Tally every line of the material that includes "Neighbor", then give the tally and nothing else.
* Start INFORMATION PROVIDED *
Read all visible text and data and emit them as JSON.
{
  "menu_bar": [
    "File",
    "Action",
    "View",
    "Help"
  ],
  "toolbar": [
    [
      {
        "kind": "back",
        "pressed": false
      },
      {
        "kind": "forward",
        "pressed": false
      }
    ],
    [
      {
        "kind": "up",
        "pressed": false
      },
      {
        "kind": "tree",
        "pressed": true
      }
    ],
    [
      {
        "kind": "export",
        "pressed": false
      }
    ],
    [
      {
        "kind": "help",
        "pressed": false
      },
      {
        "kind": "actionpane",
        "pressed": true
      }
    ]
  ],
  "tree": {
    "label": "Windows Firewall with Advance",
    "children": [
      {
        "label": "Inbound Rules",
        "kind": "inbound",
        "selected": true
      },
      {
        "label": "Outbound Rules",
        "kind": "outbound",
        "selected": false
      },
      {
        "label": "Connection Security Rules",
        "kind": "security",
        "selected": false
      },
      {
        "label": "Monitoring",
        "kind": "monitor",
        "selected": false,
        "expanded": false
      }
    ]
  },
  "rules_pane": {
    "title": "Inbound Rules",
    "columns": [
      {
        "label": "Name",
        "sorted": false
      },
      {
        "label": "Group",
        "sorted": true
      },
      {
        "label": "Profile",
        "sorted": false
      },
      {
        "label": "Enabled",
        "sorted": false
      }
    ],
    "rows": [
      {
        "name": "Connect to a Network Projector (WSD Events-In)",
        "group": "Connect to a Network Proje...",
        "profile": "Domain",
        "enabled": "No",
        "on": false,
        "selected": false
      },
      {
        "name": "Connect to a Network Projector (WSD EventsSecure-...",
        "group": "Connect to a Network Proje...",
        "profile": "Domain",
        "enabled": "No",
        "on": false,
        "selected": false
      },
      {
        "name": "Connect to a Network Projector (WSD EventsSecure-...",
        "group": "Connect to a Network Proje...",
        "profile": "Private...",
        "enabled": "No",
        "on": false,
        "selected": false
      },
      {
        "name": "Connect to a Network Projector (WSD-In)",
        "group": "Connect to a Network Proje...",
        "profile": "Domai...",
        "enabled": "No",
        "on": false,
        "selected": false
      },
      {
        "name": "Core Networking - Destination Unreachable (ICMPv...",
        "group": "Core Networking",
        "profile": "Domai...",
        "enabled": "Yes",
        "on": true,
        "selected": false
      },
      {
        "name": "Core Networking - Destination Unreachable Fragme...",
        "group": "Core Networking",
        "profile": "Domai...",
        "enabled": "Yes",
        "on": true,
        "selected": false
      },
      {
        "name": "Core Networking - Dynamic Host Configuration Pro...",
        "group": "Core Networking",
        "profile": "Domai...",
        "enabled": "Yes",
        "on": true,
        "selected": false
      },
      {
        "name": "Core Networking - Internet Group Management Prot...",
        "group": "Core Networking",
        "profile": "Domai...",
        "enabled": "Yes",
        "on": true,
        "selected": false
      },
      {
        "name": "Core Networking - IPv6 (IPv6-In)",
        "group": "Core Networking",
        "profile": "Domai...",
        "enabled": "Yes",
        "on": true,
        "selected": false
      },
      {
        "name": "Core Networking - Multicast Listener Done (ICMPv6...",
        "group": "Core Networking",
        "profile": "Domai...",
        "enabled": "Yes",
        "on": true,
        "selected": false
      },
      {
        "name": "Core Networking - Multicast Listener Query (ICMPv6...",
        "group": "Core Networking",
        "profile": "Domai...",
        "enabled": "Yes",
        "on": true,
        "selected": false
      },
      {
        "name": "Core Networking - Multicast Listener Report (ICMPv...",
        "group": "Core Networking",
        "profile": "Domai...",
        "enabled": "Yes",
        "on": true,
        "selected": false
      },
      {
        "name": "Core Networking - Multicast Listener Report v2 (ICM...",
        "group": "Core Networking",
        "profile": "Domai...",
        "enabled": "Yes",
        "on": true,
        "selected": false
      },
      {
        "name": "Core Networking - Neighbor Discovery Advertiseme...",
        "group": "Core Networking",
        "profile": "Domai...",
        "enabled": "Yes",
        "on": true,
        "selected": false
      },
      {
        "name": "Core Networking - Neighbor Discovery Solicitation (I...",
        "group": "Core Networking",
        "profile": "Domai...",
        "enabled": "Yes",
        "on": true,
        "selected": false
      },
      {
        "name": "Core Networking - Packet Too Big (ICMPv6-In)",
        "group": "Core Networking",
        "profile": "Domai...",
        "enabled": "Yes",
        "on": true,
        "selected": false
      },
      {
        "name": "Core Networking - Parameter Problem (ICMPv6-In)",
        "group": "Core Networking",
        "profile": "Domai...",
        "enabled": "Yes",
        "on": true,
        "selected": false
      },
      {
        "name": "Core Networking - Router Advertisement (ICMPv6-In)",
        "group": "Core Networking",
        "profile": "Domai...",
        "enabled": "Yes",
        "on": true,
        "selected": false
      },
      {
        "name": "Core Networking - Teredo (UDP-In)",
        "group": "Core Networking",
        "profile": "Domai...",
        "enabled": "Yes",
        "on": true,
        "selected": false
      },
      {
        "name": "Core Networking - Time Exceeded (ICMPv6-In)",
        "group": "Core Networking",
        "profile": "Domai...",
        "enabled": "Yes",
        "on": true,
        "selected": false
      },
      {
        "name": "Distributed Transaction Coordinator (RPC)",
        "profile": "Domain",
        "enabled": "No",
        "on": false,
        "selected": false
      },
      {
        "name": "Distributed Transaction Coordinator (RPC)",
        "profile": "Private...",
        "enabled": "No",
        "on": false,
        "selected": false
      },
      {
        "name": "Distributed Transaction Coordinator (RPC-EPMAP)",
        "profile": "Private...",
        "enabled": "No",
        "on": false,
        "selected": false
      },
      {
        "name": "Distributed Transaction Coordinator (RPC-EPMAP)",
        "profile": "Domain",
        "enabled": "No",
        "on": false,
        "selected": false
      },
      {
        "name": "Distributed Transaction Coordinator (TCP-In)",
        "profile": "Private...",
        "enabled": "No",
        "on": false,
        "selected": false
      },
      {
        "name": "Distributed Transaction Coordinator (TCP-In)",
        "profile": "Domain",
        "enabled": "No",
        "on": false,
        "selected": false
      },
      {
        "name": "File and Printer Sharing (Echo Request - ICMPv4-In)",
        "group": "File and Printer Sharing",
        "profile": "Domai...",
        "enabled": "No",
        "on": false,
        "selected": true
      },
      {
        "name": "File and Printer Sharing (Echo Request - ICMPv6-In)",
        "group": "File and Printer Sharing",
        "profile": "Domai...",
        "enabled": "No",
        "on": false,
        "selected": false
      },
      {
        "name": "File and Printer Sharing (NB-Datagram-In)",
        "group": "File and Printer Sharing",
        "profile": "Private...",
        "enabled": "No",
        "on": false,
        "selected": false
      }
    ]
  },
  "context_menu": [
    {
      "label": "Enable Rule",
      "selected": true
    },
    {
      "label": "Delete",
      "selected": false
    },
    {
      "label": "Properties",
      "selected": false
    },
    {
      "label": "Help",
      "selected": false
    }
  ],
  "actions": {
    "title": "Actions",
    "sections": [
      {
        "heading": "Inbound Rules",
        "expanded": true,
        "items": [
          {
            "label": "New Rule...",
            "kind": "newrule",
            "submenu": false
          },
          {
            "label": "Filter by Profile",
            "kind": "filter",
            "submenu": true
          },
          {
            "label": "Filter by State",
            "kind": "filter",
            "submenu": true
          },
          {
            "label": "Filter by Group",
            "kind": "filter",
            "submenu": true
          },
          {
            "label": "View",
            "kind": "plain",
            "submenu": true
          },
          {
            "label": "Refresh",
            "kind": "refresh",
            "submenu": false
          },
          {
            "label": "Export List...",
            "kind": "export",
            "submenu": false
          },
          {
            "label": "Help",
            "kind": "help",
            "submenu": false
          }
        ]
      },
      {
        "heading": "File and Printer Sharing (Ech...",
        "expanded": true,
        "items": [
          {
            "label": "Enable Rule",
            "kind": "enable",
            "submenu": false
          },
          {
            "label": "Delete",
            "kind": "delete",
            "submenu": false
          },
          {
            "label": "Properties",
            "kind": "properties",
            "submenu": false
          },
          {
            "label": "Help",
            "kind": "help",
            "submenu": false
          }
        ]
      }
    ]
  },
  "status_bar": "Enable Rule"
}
* End INFORMATION PROVIDED *
> _ANSWER TO THE EXERCISE_: 2